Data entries
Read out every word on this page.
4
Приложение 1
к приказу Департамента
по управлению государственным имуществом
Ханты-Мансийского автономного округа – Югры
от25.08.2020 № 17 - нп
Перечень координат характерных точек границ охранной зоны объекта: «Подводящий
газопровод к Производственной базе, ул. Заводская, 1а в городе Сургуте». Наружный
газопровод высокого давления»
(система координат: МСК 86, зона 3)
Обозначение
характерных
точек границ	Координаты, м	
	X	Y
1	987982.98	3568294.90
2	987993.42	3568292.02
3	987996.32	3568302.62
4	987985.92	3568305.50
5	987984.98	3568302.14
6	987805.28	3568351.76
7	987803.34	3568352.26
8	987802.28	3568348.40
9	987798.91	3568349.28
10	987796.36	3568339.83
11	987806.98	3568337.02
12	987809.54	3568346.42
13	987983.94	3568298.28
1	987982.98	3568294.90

AIM OF THE EXERCISE: Count the lines above that contain the word "точек", and give only that number.

RESPONSE: 2